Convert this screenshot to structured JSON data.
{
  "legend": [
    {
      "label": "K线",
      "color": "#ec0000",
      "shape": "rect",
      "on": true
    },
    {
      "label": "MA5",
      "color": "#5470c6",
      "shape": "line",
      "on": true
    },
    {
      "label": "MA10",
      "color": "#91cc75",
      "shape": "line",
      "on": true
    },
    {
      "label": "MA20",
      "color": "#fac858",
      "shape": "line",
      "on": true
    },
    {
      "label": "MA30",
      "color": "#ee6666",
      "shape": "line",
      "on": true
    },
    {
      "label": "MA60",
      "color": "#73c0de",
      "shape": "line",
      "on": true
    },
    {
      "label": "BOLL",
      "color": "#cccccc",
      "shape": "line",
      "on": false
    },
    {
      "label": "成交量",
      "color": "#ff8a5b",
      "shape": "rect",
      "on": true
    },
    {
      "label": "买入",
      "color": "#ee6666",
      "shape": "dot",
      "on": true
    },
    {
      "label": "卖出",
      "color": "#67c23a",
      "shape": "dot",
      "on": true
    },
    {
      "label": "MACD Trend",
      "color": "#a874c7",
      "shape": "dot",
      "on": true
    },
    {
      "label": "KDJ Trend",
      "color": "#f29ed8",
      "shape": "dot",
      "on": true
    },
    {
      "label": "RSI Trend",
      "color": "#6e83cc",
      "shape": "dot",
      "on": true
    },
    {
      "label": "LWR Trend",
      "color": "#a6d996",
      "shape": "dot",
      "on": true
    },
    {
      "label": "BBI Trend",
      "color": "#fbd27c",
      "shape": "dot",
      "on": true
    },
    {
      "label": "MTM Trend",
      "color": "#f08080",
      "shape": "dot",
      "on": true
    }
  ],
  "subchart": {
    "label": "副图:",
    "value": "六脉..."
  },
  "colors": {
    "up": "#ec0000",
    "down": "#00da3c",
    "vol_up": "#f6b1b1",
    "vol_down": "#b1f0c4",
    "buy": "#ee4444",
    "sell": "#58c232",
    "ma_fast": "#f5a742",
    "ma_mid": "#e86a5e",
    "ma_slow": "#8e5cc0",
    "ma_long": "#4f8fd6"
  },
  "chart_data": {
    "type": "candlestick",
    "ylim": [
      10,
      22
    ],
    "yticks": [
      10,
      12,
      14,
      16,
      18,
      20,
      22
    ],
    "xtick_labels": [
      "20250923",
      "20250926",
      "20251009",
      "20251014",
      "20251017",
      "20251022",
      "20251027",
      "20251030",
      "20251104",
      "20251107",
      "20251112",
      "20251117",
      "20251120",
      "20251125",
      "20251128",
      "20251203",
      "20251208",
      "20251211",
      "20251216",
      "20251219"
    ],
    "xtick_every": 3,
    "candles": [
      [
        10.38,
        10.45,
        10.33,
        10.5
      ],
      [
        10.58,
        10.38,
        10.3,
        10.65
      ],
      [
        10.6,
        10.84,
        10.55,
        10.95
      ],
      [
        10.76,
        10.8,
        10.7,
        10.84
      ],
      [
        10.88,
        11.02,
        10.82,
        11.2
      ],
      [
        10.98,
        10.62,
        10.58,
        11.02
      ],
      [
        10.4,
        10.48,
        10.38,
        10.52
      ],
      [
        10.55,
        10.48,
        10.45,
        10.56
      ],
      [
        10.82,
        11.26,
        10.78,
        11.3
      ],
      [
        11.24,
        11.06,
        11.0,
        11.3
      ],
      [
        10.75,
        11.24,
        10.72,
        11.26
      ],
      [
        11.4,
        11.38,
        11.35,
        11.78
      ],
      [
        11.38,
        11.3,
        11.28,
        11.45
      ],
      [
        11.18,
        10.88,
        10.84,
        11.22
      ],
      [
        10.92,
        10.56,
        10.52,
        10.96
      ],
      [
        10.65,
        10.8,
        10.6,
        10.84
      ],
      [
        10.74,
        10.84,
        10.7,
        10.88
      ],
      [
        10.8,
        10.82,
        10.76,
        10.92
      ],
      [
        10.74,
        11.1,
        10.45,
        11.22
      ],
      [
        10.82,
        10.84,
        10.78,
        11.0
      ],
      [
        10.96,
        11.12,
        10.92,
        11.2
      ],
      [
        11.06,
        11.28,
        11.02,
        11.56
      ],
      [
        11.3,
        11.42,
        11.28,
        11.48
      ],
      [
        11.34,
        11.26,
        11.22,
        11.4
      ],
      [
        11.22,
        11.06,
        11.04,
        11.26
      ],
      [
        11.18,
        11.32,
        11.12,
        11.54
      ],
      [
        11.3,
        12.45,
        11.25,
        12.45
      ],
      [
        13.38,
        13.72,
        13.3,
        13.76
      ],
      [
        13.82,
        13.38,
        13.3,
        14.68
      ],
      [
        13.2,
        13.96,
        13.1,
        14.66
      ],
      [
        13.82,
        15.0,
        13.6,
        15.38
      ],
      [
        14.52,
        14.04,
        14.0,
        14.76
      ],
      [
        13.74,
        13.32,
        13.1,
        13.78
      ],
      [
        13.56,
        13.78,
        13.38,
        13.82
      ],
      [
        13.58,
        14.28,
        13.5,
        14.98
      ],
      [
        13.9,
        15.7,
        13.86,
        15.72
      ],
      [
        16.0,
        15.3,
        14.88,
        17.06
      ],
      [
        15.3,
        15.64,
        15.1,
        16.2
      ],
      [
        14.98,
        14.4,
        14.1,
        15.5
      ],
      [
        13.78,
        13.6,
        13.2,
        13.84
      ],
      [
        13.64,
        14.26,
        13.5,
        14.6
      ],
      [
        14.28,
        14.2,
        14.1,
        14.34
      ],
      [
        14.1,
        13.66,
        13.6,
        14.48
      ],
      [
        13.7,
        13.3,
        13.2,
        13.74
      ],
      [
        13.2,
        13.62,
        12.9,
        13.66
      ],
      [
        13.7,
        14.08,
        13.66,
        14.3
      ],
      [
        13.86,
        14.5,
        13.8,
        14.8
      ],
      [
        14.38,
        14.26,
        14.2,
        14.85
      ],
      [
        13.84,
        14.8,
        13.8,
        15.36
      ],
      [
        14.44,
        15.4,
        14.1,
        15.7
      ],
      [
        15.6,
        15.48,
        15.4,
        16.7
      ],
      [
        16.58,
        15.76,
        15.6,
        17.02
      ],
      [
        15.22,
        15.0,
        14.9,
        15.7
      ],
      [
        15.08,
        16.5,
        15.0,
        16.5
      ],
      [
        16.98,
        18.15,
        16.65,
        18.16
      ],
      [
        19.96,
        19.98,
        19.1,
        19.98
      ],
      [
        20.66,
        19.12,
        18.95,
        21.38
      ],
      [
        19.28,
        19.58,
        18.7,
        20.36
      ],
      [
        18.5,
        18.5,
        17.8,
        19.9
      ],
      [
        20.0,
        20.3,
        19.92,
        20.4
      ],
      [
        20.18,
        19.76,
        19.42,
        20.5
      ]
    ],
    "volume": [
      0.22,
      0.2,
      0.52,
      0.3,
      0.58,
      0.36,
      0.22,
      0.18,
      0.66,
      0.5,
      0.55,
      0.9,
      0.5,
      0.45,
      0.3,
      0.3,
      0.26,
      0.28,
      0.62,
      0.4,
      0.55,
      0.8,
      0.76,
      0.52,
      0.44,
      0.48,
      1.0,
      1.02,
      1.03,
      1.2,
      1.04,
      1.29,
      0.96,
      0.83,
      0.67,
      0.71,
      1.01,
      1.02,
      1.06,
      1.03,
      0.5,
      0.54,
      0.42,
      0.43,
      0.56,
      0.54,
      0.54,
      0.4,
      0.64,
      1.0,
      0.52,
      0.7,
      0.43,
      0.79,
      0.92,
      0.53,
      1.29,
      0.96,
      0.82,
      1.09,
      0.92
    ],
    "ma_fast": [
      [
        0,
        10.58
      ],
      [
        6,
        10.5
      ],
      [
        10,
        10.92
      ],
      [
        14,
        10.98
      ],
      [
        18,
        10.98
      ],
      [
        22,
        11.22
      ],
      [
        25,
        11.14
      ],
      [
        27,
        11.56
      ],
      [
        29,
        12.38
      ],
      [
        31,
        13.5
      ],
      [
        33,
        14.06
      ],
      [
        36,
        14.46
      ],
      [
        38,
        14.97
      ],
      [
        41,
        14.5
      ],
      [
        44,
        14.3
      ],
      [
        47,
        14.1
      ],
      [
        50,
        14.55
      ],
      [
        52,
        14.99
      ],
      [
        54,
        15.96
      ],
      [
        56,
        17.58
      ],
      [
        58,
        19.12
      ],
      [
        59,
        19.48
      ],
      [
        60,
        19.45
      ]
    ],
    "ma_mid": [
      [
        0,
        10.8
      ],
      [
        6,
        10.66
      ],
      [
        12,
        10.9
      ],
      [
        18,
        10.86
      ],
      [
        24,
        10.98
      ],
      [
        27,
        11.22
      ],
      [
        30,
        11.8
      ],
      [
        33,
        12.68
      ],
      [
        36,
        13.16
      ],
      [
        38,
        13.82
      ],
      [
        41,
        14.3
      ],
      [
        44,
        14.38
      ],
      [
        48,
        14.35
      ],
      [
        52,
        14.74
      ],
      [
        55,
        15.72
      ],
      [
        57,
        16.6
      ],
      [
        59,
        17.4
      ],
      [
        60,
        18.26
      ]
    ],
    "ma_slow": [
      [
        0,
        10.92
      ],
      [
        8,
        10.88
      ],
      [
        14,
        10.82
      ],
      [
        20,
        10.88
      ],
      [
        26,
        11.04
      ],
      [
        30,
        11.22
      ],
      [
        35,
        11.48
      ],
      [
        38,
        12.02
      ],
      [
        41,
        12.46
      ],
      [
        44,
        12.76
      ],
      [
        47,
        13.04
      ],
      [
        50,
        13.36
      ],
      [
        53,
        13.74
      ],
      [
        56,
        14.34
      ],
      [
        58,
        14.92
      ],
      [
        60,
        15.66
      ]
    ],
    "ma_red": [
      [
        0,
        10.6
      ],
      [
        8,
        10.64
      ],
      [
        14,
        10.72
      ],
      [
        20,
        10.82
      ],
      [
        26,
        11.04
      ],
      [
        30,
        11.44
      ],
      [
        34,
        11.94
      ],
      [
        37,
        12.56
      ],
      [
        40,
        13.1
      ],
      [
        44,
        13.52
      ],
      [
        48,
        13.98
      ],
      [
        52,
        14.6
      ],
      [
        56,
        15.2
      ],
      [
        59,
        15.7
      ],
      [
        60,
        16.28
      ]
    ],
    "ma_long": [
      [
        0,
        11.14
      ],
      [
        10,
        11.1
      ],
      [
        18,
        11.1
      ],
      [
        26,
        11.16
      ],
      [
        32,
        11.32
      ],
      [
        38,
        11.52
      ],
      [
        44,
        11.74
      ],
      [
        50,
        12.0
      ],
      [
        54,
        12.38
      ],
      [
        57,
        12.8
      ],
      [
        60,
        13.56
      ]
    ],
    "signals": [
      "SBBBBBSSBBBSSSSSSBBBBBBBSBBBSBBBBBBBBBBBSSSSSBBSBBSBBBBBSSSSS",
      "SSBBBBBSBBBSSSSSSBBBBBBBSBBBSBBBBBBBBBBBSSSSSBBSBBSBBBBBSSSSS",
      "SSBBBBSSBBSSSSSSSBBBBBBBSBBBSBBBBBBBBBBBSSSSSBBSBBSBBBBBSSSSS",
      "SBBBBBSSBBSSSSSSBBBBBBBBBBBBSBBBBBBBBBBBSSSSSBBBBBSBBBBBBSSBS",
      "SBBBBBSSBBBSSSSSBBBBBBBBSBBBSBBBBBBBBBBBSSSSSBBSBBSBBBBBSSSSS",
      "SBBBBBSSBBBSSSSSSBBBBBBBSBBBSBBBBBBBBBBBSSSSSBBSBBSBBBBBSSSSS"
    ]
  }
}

────────────────────────────────────────

#### Directions
Which lines contain the word "Trend"? Copy each of them.

#### Result
      "label": "MACD Trend",
      "label": "KDJ Trend",
      "label": "RSI Trend",
      "label": "LWR Trend",
      "label": "BBI Trend",
      "label": "MTM Trend",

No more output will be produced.